◆ Stored data:
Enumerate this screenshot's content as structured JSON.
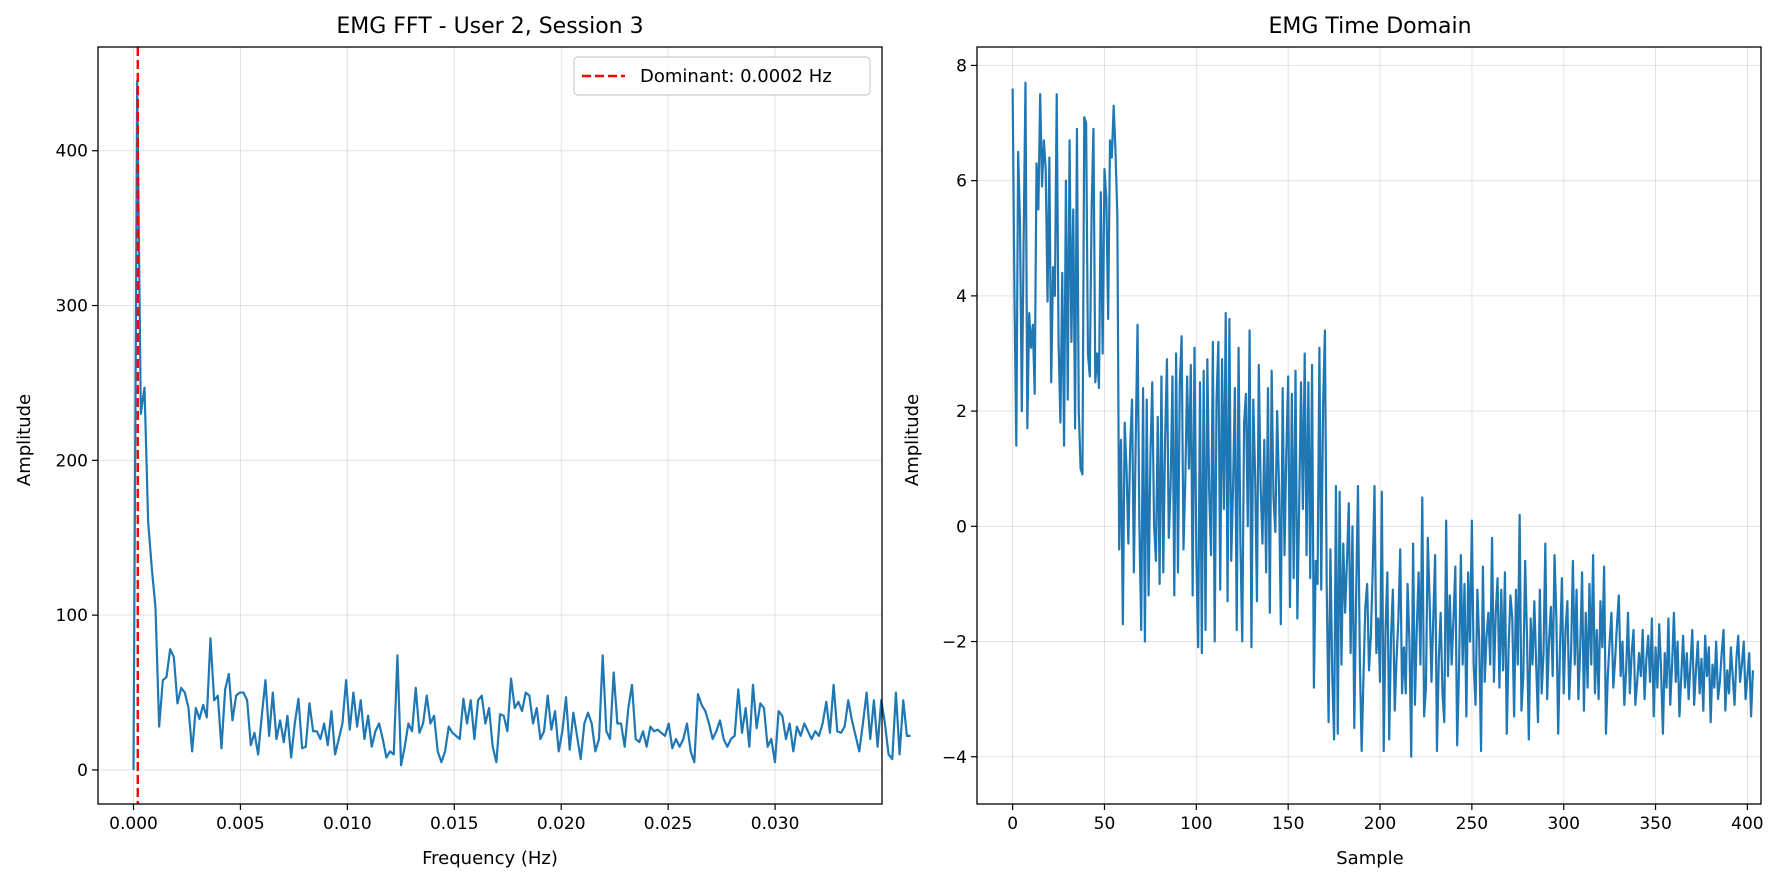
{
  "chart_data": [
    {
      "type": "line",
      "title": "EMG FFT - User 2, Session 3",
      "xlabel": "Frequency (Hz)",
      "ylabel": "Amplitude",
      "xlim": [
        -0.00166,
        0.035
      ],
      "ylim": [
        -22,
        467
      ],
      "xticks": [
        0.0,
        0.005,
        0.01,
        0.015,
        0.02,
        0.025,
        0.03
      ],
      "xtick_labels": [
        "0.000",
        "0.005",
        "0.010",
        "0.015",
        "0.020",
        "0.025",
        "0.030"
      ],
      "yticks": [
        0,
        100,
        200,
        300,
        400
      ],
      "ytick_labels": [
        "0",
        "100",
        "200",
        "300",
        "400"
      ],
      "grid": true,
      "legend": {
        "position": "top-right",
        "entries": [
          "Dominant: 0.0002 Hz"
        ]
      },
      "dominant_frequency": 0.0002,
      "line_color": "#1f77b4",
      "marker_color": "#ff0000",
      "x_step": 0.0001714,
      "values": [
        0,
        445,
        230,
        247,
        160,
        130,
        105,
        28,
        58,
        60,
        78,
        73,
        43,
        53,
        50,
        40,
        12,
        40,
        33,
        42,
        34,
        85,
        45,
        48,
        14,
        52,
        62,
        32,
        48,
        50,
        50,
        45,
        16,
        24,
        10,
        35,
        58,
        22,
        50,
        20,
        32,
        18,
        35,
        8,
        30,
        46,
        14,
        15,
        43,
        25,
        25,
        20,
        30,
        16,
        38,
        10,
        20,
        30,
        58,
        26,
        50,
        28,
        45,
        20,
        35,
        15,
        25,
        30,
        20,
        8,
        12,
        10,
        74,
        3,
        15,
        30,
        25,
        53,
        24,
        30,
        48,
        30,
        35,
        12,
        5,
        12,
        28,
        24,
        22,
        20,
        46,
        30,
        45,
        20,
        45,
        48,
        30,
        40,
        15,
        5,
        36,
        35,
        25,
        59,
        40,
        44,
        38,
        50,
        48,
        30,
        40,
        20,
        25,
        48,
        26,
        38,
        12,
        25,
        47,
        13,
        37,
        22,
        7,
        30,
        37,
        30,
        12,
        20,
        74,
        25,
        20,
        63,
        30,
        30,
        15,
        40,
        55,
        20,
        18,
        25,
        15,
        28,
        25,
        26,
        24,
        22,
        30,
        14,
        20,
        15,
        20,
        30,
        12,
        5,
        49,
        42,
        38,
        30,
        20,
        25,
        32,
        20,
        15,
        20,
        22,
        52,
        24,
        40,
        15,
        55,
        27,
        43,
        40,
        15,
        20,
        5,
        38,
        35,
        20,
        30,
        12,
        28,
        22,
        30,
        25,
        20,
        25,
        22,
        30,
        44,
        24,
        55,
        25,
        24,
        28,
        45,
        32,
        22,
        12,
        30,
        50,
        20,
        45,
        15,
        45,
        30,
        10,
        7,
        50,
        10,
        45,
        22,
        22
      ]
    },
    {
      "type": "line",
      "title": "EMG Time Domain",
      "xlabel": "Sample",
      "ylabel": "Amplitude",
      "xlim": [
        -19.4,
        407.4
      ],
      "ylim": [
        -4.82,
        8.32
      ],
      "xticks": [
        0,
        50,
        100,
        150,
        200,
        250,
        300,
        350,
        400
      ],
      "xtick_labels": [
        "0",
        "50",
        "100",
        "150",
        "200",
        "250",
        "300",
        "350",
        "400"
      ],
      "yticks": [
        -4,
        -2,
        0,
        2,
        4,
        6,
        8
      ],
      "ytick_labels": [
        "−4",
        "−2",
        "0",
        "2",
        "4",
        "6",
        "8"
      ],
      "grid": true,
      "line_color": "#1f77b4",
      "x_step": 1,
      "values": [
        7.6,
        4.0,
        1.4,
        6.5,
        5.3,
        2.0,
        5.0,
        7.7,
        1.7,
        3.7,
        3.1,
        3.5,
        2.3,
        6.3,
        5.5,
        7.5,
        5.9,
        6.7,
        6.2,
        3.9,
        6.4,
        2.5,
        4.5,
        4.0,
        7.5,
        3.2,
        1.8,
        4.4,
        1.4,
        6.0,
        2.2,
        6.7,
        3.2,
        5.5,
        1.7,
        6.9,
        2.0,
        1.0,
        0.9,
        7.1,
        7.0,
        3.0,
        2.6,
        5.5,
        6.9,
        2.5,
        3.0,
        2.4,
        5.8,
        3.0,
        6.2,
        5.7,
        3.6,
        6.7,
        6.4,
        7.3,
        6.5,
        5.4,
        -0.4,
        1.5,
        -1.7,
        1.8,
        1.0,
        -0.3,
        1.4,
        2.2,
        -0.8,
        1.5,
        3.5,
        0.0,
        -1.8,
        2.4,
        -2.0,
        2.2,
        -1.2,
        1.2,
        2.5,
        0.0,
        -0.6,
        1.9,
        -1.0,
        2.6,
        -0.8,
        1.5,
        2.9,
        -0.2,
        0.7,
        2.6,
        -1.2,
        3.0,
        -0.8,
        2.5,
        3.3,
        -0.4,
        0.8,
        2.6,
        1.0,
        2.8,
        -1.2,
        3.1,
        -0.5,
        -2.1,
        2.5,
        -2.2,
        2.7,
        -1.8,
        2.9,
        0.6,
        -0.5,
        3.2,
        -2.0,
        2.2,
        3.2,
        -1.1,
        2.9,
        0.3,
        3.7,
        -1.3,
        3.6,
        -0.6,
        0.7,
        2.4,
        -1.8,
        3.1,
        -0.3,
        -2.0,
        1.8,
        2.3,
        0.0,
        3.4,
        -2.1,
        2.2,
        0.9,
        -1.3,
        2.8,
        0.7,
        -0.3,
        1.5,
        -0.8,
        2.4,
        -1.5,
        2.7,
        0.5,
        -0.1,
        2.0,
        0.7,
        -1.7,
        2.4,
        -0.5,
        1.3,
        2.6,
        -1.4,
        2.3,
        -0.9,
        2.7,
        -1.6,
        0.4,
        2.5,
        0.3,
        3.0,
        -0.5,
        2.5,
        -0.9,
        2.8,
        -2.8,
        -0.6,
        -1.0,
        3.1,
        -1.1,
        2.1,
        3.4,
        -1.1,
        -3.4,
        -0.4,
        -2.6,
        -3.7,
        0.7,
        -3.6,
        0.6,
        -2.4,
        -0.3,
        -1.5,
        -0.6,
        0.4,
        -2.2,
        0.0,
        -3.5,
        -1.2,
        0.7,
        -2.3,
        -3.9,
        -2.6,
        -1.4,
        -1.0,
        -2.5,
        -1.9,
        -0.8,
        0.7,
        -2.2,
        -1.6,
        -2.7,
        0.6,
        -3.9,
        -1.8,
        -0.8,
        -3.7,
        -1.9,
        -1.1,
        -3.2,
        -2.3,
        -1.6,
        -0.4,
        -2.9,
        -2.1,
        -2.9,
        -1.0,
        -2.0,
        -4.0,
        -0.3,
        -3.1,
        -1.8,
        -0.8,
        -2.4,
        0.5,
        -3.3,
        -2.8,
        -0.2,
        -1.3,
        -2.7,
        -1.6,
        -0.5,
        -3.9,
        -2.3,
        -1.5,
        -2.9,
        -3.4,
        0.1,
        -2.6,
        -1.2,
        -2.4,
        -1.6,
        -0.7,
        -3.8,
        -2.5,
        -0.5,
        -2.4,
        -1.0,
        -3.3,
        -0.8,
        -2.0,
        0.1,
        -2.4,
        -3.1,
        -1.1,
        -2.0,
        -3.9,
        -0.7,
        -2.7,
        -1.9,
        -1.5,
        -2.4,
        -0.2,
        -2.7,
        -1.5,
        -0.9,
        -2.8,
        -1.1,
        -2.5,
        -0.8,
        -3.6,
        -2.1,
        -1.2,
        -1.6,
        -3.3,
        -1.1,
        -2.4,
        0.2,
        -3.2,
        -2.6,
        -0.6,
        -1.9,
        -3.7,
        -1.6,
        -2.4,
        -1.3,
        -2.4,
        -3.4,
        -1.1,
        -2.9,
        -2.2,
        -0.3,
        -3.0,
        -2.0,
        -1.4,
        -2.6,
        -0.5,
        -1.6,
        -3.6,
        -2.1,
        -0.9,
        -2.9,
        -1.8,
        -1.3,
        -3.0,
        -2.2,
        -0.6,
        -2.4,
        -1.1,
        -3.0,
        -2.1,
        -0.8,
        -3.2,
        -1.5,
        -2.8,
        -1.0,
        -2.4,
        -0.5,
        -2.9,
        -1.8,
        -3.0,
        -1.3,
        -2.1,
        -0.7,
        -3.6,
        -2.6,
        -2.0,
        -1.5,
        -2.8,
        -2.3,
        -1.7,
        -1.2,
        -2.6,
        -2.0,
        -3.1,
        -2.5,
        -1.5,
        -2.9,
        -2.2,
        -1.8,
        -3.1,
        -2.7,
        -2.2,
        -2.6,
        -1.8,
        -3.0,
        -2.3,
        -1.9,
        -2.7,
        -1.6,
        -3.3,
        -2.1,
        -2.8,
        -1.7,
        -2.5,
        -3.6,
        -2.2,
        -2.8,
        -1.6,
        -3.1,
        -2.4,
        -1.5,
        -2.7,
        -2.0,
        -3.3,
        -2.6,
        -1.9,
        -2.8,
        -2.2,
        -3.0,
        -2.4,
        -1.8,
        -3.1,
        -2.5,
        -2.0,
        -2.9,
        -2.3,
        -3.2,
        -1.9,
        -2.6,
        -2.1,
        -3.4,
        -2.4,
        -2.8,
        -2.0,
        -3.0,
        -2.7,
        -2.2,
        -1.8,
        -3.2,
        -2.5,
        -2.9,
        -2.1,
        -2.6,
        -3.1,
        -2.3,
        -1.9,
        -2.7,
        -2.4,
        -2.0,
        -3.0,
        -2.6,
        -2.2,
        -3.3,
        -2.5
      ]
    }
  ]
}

◆ Problem description: In the records above, find each line that holds the word "title"; copy all such lines.

◆ In response:
      "title": "EMG FFT - User 2, Session 3",
      "title": "EMG Time Domain",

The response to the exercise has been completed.